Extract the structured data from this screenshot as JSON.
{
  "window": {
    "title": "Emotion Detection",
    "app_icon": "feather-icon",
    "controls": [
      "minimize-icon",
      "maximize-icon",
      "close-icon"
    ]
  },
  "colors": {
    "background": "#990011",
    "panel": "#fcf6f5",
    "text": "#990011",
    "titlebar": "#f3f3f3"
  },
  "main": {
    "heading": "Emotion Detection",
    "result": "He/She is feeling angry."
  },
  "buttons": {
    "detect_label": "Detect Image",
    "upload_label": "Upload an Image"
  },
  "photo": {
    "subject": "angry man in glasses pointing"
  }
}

++++

*Given instruction*:
Set every line of the listing down word for word.

*Finished task*:
Extract the structured data from this screenshot as JSON.
{
  "window": {
    "title": "Emotion Detection",
    "app_icon": "feather-icon",
    "controls": [
      "minimize-icon",
      "maximize-icon",
      "close-icon"
    ]
  },
  "colors": {
    "background": "#990011",
    "panel": "#fcf6f5",
    "text": "#990011",
    "titlebar": "#f3f3f3"
  },
  "main": {
    "heading": "Emotion Detection",
    "result": "He/She is feeling angry."
  },
  "buttons": {
    "detect_label": "Detect Image",
    "upload_label": "Upload an Image"
  },
  "photo": {
    "subject": "angry man in glasses pointing"
  }
}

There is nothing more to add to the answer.